▸ **WHAT YOU WILL DO**:
Locate the word "اللاعبين" in the material, then show every line that holds it.

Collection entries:
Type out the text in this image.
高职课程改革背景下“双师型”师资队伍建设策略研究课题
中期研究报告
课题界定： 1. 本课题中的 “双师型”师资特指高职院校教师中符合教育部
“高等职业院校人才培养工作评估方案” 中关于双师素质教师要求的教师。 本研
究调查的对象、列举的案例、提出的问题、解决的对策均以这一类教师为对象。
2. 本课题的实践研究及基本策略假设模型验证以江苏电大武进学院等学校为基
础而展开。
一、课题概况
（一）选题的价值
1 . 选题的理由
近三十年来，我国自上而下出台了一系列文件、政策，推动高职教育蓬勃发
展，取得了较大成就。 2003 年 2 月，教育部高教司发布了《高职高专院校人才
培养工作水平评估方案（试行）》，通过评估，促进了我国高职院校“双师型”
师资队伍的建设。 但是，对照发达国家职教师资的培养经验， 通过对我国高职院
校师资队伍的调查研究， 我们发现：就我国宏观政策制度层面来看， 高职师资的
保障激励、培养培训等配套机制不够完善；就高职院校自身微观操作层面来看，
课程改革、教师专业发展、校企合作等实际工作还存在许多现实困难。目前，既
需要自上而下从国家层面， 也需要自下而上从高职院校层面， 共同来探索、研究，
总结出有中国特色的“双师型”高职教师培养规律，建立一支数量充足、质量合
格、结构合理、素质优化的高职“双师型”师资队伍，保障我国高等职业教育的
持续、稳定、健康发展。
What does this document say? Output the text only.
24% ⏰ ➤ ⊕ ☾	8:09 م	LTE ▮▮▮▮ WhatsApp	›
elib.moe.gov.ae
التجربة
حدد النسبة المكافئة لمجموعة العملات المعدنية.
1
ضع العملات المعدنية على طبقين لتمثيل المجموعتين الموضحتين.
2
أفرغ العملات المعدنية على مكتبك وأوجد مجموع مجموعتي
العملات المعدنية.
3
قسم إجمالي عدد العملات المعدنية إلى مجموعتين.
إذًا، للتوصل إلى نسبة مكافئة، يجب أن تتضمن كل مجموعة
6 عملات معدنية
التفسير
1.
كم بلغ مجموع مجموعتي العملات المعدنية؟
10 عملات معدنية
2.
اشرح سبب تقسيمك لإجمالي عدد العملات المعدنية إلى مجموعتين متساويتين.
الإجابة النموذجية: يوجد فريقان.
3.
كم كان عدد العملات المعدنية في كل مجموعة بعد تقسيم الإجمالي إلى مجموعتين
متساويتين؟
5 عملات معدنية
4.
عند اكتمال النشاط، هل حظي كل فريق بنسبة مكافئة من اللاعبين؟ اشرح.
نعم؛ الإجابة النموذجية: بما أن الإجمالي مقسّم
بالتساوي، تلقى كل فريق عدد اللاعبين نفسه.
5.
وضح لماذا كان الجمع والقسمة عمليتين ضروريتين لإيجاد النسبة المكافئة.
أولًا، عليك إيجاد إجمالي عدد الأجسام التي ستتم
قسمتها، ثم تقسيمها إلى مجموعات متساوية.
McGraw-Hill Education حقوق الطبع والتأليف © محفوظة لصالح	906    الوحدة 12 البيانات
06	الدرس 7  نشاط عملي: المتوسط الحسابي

▸ **THE SOLUTION**:
عند اكتمال النشاط، هل حظي كل فريق بنسبة مكافئة من اللاعبين؟ اشرح.
بالتساوي، تلقى كل فريق عدد اللاعبين نفسه.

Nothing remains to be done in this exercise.